**BRIEF:** Which lines hold the word "this"? Copy each of them from the material.

**EXERCISE MATERIALS:**
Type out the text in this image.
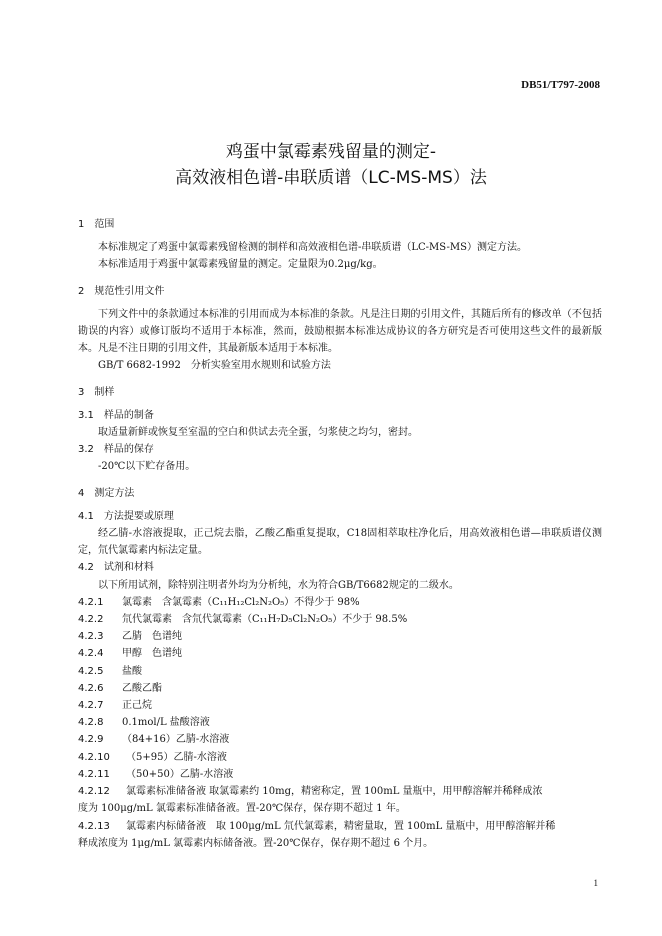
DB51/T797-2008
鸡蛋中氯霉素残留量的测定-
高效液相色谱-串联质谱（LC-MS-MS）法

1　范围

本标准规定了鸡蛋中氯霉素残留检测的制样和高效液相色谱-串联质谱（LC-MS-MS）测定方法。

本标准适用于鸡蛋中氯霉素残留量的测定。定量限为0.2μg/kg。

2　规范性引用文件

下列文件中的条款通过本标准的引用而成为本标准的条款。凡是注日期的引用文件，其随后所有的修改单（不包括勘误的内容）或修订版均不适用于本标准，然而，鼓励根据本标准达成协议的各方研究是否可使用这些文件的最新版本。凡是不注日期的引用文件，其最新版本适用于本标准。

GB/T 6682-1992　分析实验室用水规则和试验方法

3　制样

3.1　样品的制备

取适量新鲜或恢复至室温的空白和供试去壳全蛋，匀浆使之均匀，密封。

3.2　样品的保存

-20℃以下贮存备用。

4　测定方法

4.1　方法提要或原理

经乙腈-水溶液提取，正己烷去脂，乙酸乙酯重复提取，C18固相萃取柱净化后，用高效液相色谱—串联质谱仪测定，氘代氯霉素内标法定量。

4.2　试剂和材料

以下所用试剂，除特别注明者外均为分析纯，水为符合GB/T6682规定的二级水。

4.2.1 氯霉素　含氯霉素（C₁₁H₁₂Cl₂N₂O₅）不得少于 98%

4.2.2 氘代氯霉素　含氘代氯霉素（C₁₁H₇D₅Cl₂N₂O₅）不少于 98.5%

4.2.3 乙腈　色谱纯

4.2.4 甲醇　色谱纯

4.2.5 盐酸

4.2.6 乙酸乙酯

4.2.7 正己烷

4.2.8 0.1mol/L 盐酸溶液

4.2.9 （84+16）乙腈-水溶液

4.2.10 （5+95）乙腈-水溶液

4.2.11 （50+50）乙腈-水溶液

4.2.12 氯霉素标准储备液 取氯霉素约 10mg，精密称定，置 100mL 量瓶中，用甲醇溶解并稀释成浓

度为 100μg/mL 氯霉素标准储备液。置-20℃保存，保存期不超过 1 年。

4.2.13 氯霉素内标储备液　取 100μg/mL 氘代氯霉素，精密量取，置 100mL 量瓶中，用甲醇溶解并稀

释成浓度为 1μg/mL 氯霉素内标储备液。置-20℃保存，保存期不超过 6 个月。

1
...
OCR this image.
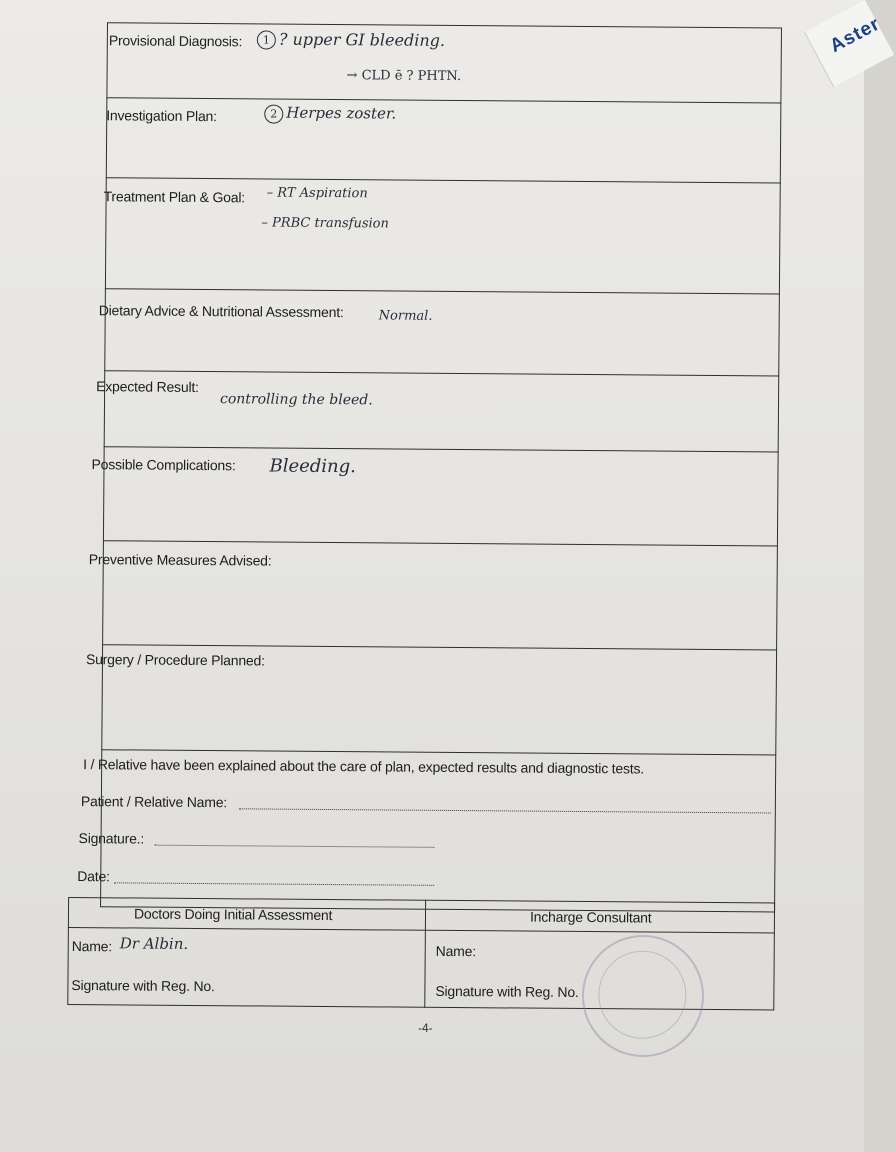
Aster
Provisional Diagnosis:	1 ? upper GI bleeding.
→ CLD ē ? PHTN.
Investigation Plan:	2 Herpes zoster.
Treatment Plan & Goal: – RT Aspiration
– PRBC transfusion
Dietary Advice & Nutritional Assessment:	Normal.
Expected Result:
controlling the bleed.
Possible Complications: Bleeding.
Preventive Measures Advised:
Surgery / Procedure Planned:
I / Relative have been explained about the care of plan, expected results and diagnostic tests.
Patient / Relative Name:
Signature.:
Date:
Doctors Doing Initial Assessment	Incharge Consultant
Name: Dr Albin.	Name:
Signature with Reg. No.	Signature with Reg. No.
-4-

**FULL OUTPUT:**
Type out the text in this image.
OCR this image.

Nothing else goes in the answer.